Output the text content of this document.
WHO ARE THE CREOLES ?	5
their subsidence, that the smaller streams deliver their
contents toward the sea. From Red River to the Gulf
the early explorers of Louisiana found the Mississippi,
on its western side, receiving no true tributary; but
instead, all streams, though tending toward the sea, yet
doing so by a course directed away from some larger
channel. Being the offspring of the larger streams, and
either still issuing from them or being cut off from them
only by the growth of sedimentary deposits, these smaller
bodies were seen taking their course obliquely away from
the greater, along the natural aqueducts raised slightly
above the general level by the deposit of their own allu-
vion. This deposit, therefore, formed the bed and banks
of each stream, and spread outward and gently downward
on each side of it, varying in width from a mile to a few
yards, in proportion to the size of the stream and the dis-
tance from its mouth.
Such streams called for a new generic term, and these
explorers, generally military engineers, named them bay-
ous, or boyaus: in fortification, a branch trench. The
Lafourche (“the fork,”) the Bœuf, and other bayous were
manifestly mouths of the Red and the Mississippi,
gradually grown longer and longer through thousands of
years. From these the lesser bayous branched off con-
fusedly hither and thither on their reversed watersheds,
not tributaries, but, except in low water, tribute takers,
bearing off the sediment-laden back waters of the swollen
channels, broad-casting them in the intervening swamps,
━━━━━━━━━━━━━━━━━━━━━━━━━━━━━━
* YOUR INSTRUCTIONS: Please reproduce all of the entries exactly as they stand.

* EXPECTED ANSWER:
Output the text content of this document.
WHO ARE THE CREOLES ?	5
their subsidence, that the smaller streams deliver their
contents toward the sea. From Red River to the Gulf
the early explorers of Louisiana found the Mississippi,
on its western side, receiving no true tributary; but
instead, all streams, though tending toward the sea, yet
doing so by a course directed away from some larger
channel. Being the offspring of the larger streams, and
either still issuing from them or being cut off from them
only by the growth of sedimentary deposits, these smaller
bodies were seen taking their course obliquely away from
the greater, along the natural aqueducts raised slightly
above the general level by the deposit of their own allu-
vion. This deposit, therefore, formed the bed and banks
of each stream, and spread outward and gently downward
on each side of it, varying in width from a mile to a few
yards, in proportion to the size of the stream and the dis-
tance from its mouth.
Such streams called for a new generic term, and these
explorers, generally military engineers, named them bay-
ous, or boyaus: in fortification, a branch trench. The
Lafourche (“the fork,”) the Bœuf, and other bayous were
manifestly mouths of the Red and the Mississippi,
gradually grown longer and longer through thousands of
years. From these the lesser bayous branched off con-
fusedly hither and thither on their reversed watersheds,
not tributaries, but, except in low water, tribute takers,
bearing off the sediment-laden back waters of the swollen
channels, broad-casting them in the intervening swamps,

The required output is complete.